What is the number of lines containing the string "باشد"? Answer with the number only.

* _Material shown_
□ □ □ □ □

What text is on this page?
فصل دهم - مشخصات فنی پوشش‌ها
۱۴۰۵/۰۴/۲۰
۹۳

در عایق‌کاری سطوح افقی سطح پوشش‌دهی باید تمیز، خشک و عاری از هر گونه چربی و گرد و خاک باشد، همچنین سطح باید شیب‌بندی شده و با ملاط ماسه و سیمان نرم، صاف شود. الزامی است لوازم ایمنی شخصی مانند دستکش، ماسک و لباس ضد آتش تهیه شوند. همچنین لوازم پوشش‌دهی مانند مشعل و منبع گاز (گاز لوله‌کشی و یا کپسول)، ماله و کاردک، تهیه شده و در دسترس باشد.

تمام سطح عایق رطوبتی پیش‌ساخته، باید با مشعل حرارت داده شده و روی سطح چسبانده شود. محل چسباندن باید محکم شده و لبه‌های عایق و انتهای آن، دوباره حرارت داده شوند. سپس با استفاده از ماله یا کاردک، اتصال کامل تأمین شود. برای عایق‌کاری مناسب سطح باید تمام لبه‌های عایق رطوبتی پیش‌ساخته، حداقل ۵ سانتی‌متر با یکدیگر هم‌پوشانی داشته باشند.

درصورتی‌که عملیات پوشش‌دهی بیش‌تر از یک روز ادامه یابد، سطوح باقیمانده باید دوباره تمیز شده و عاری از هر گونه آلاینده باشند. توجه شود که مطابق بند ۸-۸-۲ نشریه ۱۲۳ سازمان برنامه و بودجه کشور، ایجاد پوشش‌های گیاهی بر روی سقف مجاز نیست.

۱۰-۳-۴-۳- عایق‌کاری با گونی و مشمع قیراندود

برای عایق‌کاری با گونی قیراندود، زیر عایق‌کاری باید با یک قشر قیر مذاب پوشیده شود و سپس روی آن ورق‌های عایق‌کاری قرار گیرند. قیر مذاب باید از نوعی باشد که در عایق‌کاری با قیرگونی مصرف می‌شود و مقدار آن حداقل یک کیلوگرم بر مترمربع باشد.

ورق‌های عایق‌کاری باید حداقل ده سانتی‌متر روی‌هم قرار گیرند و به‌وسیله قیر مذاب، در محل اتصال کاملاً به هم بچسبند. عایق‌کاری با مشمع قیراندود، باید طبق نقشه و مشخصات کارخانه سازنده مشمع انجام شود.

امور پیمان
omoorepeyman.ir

□ □ □ □ □

* _Answer to the exercise_
2